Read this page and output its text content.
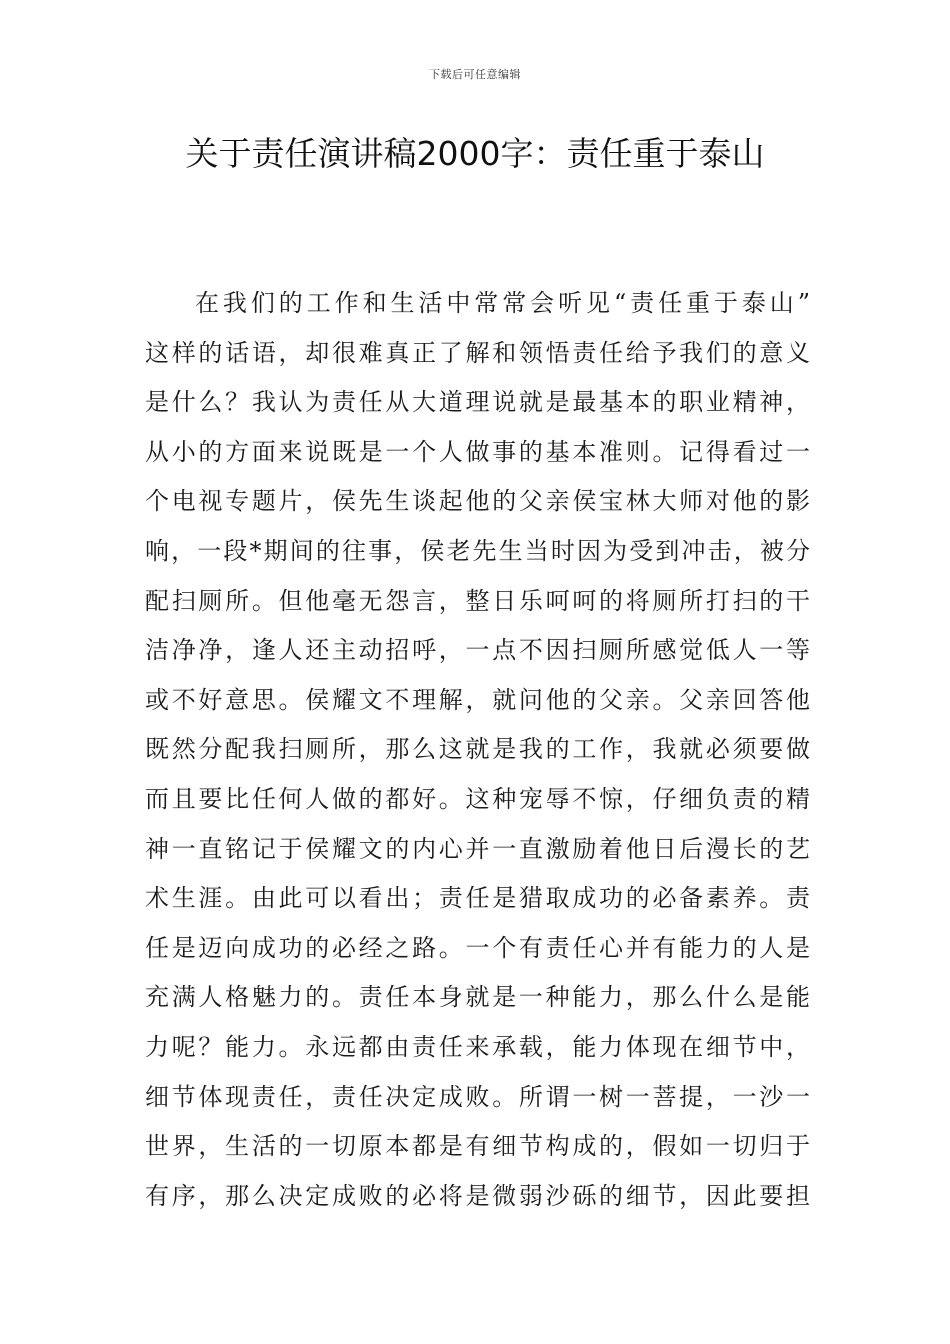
下载后可任意编辑
关于责任演讲稿2000字：责任重于泰山
在我们的工作和生活中常常会听见“责任重于泰山”
这样的话语，却很难真正了解和领悟责任给予我们的意义
是什么？我认为责任从大道理说就是最基本的职业精神，
从小的方面来说既是一个人做事的基本准则。记得看过一
个电视专题片，侯先生谈起他的父亲侯宝林大师对他的影
响，一段*期间的往事，侯老先生当时因为受到冲击，被分
配扫厕所。但他毫无怨言，整日乐呵呵的将厕所打扫的干
洁净净，逢人还主动招呼，一点不因扫厕所感觉低人一等
或不好意思。侯耀文不理解，就问他的父亲。父亲回答他
既然分配我扫厕所，那么这就是我的工作，我就必须要做
而且要比任何人做的都好。这种宠辱不惊，仔细负责的精
神一直铭记于侯耀文的内心并一直激励着他日后漫长的艺
术生涯。由此可以看出；责任是猎取成功的必备素养。责
任是迈向成功的必经之路。一个有责任心并有能力的人是
充满人格魅力的。责任本身就是一种能力，那么什么是能
力呢？能力。永远都由责任来承载，能力体现在细节中，
细节体现责任，责任决定成败。所谓一树一菩提，一沙一
世界，生活的一切原本都是有细节构成的，假如一切归于
有序，那么决定成败的必将是微弱沙砾的细节，因此要担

▬▬▬▬▬▬▬▬▬▬

# Description of the task:
Set down the complete material exactly, but do not include the images.

# Task output:
Read this page and output its text content.
下载后可任意编辑
关于责任演讲稿2000字：责任重于泰山
在我们的工作和生活中常常会听见“责任重于泰山”
这样的话语，却很难真正了解和领悟责任给予我们的意义
是什么？我认为责任从大道理说就是最基本的职业精神，
从小的方面来说既是一个人做事的基本准则。记得看过一
个电视专题片，侯先生谈起他的父亲侯宝林大师对他的影
响，一段*期间的往事，侯老先生当时因为受到冲击，被分
配扫厕所。但他毫无怨言，整日乐呵呵的将厕所打扫的干
洁净净，逢人还主动招呼，一点不因扫厕所感觉低人一等
或不好意思。侯耀文不理解，就问他的父亲。父亲回答他
既然分配我扫厕所，那么这就是我的工作，我就必须要做
而且要比任何人做的都好。这种宠辱不惊，仔细负责的精
神一直铭记于侯耀文的内心并一直激励着他日后漫长的艺
术生涯。由此可以看出；责任是猎取成功的必备素养。责
任是迈向成功的必经之路。一个有责任心并有能力的人是
充满人格魅力的。责任本身就是一种能力，那么什么是能
力呢？能力。永远都由责任来承载，能力体现在细节中，
细节体现责任，责任决定成败。所谓一树一菩提，一沙一
世界，生活的一切原本都是有细节构成的，假如一切归于
有序，那么决定成败的必将是微弱沙砾的细节，因此要担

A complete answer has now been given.